(Dataset items)

_ _ _ _ _

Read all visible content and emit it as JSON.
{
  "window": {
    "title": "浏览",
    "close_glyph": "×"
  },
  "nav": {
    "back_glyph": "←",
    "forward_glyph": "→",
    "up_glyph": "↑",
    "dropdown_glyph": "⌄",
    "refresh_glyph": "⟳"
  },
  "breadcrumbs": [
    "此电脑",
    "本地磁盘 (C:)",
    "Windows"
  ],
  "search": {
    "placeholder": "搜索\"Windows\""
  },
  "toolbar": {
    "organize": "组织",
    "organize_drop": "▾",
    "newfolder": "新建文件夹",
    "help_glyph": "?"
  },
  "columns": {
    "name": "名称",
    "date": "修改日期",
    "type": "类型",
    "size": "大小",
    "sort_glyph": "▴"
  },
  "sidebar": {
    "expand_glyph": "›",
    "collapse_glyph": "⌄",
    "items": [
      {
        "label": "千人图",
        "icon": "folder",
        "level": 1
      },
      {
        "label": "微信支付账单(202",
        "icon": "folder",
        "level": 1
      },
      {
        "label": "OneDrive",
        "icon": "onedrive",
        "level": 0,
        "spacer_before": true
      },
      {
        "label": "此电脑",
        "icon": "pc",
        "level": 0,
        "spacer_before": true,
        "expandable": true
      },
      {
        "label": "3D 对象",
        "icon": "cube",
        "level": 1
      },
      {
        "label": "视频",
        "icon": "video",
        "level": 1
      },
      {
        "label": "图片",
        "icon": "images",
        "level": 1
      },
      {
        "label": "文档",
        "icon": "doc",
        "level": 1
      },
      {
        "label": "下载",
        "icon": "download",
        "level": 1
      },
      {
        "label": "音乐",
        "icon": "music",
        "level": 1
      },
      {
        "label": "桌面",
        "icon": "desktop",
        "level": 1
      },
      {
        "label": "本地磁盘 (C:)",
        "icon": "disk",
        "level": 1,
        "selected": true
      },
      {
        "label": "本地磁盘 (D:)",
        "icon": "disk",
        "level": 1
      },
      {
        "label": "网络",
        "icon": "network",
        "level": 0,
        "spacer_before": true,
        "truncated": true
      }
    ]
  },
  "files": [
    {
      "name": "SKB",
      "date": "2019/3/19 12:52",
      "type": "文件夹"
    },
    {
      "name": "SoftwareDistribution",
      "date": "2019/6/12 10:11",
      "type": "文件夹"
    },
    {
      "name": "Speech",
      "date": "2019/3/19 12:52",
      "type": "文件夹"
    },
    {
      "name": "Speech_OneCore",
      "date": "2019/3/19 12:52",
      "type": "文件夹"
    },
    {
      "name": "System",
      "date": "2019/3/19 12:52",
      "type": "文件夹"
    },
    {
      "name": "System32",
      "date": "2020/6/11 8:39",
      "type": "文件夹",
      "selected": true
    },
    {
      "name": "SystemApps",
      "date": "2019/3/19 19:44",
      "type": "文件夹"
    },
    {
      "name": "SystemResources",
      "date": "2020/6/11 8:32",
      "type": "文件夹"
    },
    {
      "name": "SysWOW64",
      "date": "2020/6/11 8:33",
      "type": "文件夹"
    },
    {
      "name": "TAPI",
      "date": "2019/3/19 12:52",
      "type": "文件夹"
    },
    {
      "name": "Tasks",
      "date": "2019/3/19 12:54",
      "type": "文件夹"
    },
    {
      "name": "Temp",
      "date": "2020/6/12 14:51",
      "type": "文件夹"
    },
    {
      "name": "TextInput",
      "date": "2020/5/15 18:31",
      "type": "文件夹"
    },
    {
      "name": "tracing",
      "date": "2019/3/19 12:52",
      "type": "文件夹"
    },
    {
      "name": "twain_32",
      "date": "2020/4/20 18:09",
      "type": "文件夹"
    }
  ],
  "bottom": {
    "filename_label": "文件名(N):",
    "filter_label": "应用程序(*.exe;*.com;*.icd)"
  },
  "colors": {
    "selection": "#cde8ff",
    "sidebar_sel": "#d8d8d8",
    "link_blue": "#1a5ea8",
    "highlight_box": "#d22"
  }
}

_ _ _ _ _

Task statement: Extract the full listing and reproduce each line exactly.

Result of the exercise:
Read all visible content and emit it as JSON.
{
  "window": {
    "title": "浏览",
    "close_glyph": "×"
  },
  "nav": {
    "back_glyph": "←",
    "forward_glyph": "→",
    "up_glyph": "↑",
    "dropdown_glyph": "⌄",
    "refresh_glyph": "⟳"
  },
  "breadcrumbs": [
    "此电脑",
    "本地磁盘 (C:)",
    "Windows"
  ],
  "search": {
    "placeholder": "搜索\"Windows\""
  },
  "toolbar": {
    "organize": "组织",
    "organize_drop": "▾",
    "newfolder": "新建文件夹",
    "help_glyph": "?"
  },
  "columns": {
    "name": "名称",
    "date": "修改日期",
    "type": "类型",
    "size": "大小",
    "sort_glyph": "▴"
  },
  "sidebar": {
    "expand_glyph": "›",
    "collapse_glyph": "⌄",
    "items": [
      {
        "label": "千人图",
        "icon": "folder",
        "level": 1
      },
      {
        "label": "微信支付账单(202",
        "icon": "folder",
        "level": 1
      },
      {
        "label": "OneDrive",
        "icon": "onedrive",
        "level": 0,
        "spacer_before": true
      },
      {
        "label": "此电脑",
        "icon": "pc",
        "level": 0,
        "spacer_before": true,
        "expandable": true
      },
      {
        "label": "3D 对象",
        "icon": "cube",
        "level": 1
      },
      {
        "label": "视频",
        "icon": "video",
        "level": 1
      },
      {
        "label": "图片",
        "icon": "images",
        "level": 1
      },
      {
        "label": "文档",
        "icon": "doc",
        "level": 1
      },
      {
        "label": "下载",
        "icon": "download",
        "level": 1
      },
      {
        "label": "音乐",
        "icon": "music",
        "level": 1
      },
      {
        "label": "桌面",
        "icon": "desktop",
        "level": 1
      },
      {
        "label": "本地磁盘 (C:)",
        "icon": "disk",
        "level": 1,
        "selected": true
      },
      {
        "label": "本地磁盘 (D:)",
        "icon": "disk",
        "level": 1
      },
      {
        "label": "网络",
        "icon": "network",
        "level": 0,
        "spacer_before": true,
        "truncated": true
      }
    ]
  },
  "files": [
    {
      "name": "SKB",
      "date": "2019/3/19 12:52",
      "type": "文件夹"
    },
    {
      "name": "SoftwareDistribution",
      "date": "2019/6/12 10:11",
      "type": "文件夹"
    },
    {
      "name": "Speech",
      "date": "2019/3/19 12:52",
      "type": "文件夹"
    },
    {
      "name": "Speech_OneCore",
      "date": "2019/3/19 12:52",
      "type": "文件夹"
    },
    {
      "name": "System",
      "date": "2019/3/19 12:52",
      "type": "文件夹"
    },
    {
      "name": "System32",
      "date": "2020/6/11 8:39",
      "type": "文件夹",
      "selected": true
    },
    {
      "name": "SystemApps",
      "date": "2019/3/19 19:44",
      "type": "文件夹"
    },
    {
      "name": "SystemResources",
      "date": "2020/6/11 8:32",
      "type": "文件夹"
    },
    {
      "name": "SysWOW64",
      "date": "2020/6/11 8:33",
      "type": "文件夹"
    },
    {
      "name": "TAPI",
      "date": "2019/3/19 12:52",
      "type": "文件夹"
    },
    {
      "name": "Tasks",
      "date": "2019/3/19 12:54",
      "type": "文件夹"
    },
    {
      "name": "Temp",
      "date": "2020/6/12 14:51",
      "type": "文件夹"
    },
    {
      "name": "TextInput",
      "date": "2020/5/15 18:31",
      "type": "文件夹"
    },
    {
      "name": "tracing",
      "date": "2019/3/19 12:52",
      "type": "文件夹"
    },
    {
      "name": "twain_32",
      "date": "2020/4/20 18:09",
      "type": "文件夹"
    }
  ],
  "bottom": {
    "filename_label": "文件名(N):",
    "filter_label": "应用程序(*.exe;*.com;*.icd)"
  },
  "colors": {
    "selection": "#cde8ff",
    "sidebar_sel": "#d8d8d8",
    "link_blue": "#1a5ea8",
    "highlight_box": "#d22"
  }
}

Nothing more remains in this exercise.